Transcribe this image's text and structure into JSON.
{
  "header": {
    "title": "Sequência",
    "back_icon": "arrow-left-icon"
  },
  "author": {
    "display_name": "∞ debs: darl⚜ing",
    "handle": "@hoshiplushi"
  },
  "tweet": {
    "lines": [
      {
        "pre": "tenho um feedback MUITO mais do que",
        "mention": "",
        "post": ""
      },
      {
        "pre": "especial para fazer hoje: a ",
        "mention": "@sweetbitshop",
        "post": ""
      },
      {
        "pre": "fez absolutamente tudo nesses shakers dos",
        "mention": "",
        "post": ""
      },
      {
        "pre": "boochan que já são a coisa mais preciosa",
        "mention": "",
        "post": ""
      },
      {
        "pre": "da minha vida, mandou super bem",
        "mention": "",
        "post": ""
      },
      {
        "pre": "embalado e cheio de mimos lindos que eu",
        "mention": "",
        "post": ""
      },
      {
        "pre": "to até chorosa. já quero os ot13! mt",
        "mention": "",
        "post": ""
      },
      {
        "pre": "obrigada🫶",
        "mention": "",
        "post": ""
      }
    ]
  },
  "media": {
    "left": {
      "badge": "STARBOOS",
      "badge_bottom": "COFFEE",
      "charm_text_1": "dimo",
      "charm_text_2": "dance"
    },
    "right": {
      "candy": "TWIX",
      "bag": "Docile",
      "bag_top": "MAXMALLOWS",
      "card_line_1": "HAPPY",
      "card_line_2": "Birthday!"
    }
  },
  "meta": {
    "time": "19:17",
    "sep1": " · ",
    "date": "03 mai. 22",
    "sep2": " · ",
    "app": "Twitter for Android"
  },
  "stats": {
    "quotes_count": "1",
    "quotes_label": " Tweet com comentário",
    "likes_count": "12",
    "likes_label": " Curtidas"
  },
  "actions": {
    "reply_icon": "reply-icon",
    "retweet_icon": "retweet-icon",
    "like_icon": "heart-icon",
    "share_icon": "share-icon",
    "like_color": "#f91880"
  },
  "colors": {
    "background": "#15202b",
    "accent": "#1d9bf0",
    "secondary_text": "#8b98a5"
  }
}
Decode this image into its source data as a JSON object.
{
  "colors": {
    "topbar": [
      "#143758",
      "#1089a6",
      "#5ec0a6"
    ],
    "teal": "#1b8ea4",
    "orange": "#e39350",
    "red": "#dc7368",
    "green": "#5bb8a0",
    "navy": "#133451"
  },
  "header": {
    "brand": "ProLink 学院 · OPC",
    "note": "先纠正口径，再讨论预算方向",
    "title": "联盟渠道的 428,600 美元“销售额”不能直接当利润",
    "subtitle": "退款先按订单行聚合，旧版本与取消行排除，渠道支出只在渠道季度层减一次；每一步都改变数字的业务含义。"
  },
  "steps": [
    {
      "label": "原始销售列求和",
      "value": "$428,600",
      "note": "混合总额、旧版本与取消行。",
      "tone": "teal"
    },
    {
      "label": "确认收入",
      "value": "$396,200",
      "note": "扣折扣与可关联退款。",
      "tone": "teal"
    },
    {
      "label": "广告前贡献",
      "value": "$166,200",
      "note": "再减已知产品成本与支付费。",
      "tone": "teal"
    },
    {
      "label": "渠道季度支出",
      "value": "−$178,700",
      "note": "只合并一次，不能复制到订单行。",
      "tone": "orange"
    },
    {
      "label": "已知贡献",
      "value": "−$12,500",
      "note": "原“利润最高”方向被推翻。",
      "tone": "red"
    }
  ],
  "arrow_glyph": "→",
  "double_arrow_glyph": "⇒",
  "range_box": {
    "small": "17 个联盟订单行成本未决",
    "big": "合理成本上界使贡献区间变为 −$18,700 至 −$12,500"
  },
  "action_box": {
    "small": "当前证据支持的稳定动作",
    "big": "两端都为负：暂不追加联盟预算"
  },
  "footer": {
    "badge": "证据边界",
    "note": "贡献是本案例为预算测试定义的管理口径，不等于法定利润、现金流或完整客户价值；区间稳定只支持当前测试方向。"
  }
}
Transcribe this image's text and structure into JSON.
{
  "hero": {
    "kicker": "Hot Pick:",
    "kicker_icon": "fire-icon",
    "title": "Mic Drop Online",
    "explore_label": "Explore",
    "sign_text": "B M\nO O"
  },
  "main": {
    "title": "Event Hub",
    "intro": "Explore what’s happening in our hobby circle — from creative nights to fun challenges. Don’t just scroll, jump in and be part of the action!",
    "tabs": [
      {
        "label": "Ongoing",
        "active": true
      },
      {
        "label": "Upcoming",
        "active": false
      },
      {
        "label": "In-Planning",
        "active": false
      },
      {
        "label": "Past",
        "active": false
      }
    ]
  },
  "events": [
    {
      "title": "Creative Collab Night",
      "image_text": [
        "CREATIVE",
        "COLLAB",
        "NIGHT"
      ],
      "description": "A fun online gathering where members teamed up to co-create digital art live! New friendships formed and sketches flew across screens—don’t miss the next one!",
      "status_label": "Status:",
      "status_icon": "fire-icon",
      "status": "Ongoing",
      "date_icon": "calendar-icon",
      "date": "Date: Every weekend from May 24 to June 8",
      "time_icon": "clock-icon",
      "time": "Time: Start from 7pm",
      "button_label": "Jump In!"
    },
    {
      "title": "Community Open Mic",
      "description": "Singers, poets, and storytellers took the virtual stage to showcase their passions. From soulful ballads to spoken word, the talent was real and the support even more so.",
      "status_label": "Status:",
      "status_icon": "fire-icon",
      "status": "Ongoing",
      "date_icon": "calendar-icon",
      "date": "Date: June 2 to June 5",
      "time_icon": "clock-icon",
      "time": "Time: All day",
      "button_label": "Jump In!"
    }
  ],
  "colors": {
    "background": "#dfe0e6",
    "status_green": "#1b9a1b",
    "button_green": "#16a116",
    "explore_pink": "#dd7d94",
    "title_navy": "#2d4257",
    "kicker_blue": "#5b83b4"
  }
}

+---+

**STATED GOAL:** The records above should be returned exactly.

**SOLUTION TO THIS PROBLEM:**
Transcribe this image's text and structure into JSON.
{
  "header": {
    "title": "Sequência",
    "back_icon": "arrow-left-icon"
  },
  "author": {
    "display_name": "∞ debs: darl⚜ing",
    "handle": "@hoshiplushi"
  },
  "tweet": {
    "lines": [
      {
        "pre": "tenho um feedback MUITO mais do que",
        "mention": "",
        "post": ""
      },
      {
        "pre": "especial para fazer hoje: a ",
        "mention": "@sweetbitshop",
        "post": ""
      },
      {
        "pre": "fez absolutamente tudo nesses shakers dos",
        "mention": "",
        "post": ""
      },
      {
        "pre": "boochan que já são a coisa mais preciosa",
        "mention": "",
        "post": ""
      },
      {
        "pre": "da minha vida, mandou super bem",
        "mention": "",
        "post": ""
      },
      {
        "pre": "embalado e cheio de mimos lindos que eu",
        "mention": "",
        "post": ""
      },
      {
        "pre": "to até chorosa. já quero os ot13! mt",
        "mention": "",
        "post": ""
      },
      {
        "pre": "obrigada🫶",
        "mention": "",
        "post": ""
      }
    ]
  },
  "media": {
    "left": {
      "badge": "STARBOOS",
      "badge_bottom": "COFFEE",
      "charm_text_1": "dimo",
      "charm_text_2": "dance"
    },
    "right": {
      "candy": "TWIX",
      "bag": "Docile",
      "bag_top": "MAXMALLOWS",
      "card_line_1": "HAPPY",
      "card_line_2": "Birthday!"
    }
  },
  "meta": {
    "time": "19:17",
    "sep1": " · ",
    "date": "03 mai. 22",
    "sep2": " · ",
    "app": "Twitter for Android"
  },
  "stats": {
    "quotes_count": "1",
    "quotes_label": " Tweet com comentário",
    "likes_count": "12",
    "likes_label": " Curtidas"
  },
  "actions": {
    "reply_icon": "reply-icon",
    "retweet_icon": "retweet-icon",
    "like_icon": "heart-icon",
    "share_icon": "share-icon",
    "like_color": "#f91880"
  },
  "colors": {
    "background": "#15202b",
    "accent": "#1d9bf0",
    "secondary_text": "#8b98a5"
  }
}
Decode this image into its source data as a JSON object.
{
  "colors": {
    "topbar": [
      "#143758",
      "#1089a6",
      "#5ec0a6"
    ],
    "teal": "#1b8ea4",
    "orange": "#e39350",
    "red": "#dc7368",
    "green": "#5bb8a0",
    "navy": "#133451"
  },
  "header": {
    "brand": "ProLink 学院 · OPC",
    "note": "先纠正口径，再讨论预算方向",
    "title": "联盟渠道的 428,600 美元“销售额”不能直接当利润",
    "subtitle": "退款先按订单行聚合，旧版本与取消行排除，渠道支出只在渠道季度层减一次；每一步都改变数字的业务含义。"
  },
  "steps": [
    {
      "label": "原始销售列求和",
      "value": "$428,600",
      "note": "混合总额、旧版本与取消行。",
      "tone": "teal"
    },
    {
      "label": "确认收入",
      "value": "$396,200",
      "note": "扣折扣与可关联退款。",
      "tone": "teal"
    },
    {
      "label": "广告前贡献",
      "value": "$166,200",
      "note": "再减已知产品成本与支付费。",
      "tone": "teal"
    },
    {
      "label": "渠道季度支出",
      "value": "−$178,700",
      "note": "只合并一次，不能复制到订单行。",
      "tone": "orange"
    },
    {
      "label": "已知贡献",
      "value": "−$12,500",
      "note": "原“利润最高”方向被推翻。",
      "tone": "red"
    }
  ],
  "arrow_glyph": "→",
  "double_arrow_glyph": "⇒",
  "range_box": {
    "small": "17 个联盟订单行成本未决",
    "big": "合理成本上界使贡献区间变为 −$18,700 至 −$12,500"
  },
  "action_box": {
    "small": "当前证据支持的稳定动作",
    "big": "两端都为负：暂不追加联盟预算"
  },
  "footer": {
    "badge": "证据边界",
    "note": "贡献是本案例为预算测试定义的管理口径，不等于法定利润、现金流或完整客户价值；区间稳定只支持当前测试方向。"
  }
}
Transcribe this image's text and structure into JSON.
{
  "hero": {
    "kicker": "Hot Pick:",
    "kicker_icon": "fire-icon",
    "title": "Mic Drop Online",
    "explore_label": "Explore",
    "sign_text": "B M\nO O"
  },
  "main": {
    "title": "Event Hub",
    "intro": "Explore what’s happening in our hobby circle — from creative nights to fun challenges. Don’t just scroll, jump in and be part of the action!",
    "tabs": [
      {
        "label": "Ongoing",
        "active": true
      },
      {
        "label": "Upcoming",
        "active": false
      },
      {
        "label": "In-Planning",
        "active": false
      },
      {
        "label": "Past",
        "active": false
      }
    ]
  },
  "events": [
    {
      "title": "Creative Collab Night",
      "image_text": [
        "CREATIVE",
        "COLLAB",
        "NIGHT"
      ],
      "description": "A fun online gathering where members teamed up to co-create digital art live! New friendships formed and sketches flew across screens—don’t miss the next one!",
      "status_label": "Status:",
      "status_icon": "fire-icon",
      "status": "Ongoing",
      "date_icon": "calendar-icon",
      "date": "Date: Every weekend from May 24 to June 8",
      "time_icon": "clock-icon",
      "time": "Time: Start from 7pm",
      "button_label": "Jump In!"
    },
    {
      "title": "Community Open Mic",
      "description": "Singers, poets, and storytellers took the virtual stage to showcase their passions. From soulful ballads to spoken word, the talent was real and the support even more so.",
      "status_label": "Status:",
      "status_icon": "fire-icon",
      "status": "Ongoing",
      "date_icon": "calendar-icon",
      "date": "Date: June 2 to June 5",
      "time_icon": "clock-icon",
      "time": "Time: All day",
      "button_label": "Jump In!"
    }
  ],
  "colors": {
    "background": "#dfe0e6",
    "status_green": "#1b9a1b",
    "button_green": "#16a116",
    "explore_pink": "#dd7d94",
    "title_navy": "#2d4257",
    "kicker_blue": "#5b83b4"
  }
}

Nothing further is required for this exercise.